## begin Supplied entries
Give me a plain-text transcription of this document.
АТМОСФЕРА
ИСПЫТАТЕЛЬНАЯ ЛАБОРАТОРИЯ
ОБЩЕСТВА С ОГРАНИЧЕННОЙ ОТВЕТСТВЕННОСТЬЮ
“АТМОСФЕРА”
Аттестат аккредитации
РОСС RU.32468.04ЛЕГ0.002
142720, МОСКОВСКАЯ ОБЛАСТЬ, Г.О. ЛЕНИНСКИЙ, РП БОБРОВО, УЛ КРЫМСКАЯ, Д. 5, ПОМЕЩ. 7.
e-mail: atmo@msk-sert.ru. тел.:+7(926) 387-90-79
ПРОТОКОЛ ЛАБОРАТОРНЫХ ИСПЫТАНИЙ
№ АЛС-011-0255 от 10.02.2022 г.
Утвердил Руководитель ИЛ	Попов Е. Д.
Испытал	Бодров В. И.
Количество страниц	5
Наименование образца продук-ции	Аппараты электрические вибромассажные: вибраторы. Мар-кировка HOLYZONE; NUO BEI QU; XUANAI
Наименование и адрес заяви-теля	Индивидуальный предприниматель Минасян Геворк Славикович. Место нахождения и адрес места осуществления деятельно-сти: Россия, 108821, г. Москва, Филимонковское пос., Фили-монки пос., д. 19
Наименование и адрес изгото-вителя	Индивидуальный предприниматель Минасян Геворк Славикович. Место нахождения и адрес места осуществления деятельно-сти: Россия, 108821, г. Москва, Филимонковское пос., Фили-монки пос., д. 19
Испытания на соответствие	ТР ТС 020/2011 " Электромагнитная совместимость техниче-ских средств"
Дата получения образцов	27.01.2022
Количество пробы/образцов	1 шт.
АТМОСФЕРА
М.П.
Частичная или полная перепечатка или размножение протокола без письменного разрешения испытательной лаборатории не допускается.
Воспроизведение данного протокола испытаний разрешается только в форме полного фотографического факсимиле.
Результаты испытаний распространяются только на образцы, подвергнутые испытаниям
## end Supplied entries
* _Exercise_
Transcribe the records above exactly as they appear.

* _Exercise solution_
Give me a plain-text transcription of this document.
АТМОСФЕРА
ИСПЫТАТЕЛЬНАЯ ЛАБОРАТОРИЯ
ОБЩЕСТВА С ОГРАНИЧЕННОЙ ОТВЕТСТВЕННОСТЬЮ
“АТМОСФЕРА”
Аттестат аккредитации
РОСС RU.32468.04ЛЕГ0.002
142720, МОСКОВСКАЯ ОБЛАСТЬ, Г.О. ЛЕНИНСКИЙ, РП БОБРОВО, УЛ КРЫМСКАЯ, Д. 5, ПОМЕЩ. 7.
e-mail: atmo@msk-sert.ru. тел.:+7(926) 387-90-79
ПРОТОКОЛ ЛАБОРАТОРНЫХ ИСПЫТАНИЙ
№ АЛС-011-0255 от 10.02.2022 г.
Утвердил Руководитель ИЛ	Попов Е. Д.
Испытал	Бодров В. И.
Количество страниц	5
Наименование образца продук-ции	Аппараты электрические вибромассажные: вибраторы. Мар-кировка HOLYZONE; NUO BEI QU; XUANAI
Наименование и адрес заяви-теля	Индивидуальный предприниматель Минасян Геворк Славикович. Место нахождения и адрес места осуществления деятельно-сти: Россия, 108821, г. Москва, Филимонковское пос., Фили-монки пос., д. 19
Наименование и адрес изгото-вителя	Индивидуальный предприниматель Минасян Геворк Славикович. Место нахождения и адрес места осуществления деятельно-сти: Россия, 108821, г. Москва, Филимонковское пос., Фили-монки пос., д. 19
Испытания на соответствие	ТР ТС 020/2011 " Электромагнитная совместимость техниче-ских средств"
Дата получения образцов	27.01.2022
Количество пробы/образцов	1 шт.
АТМОСФЕРА
М.П.
Частичная или полная перепечатка или размножение протокола без письменного разрешения испытательной лаборатории не допускается.
Воспроизведение данного протокола испытаний разрешается только в форме полного фотографического факсимиле.
Результаты испытаний распространяются только на образцы, подвергнутые испытаниям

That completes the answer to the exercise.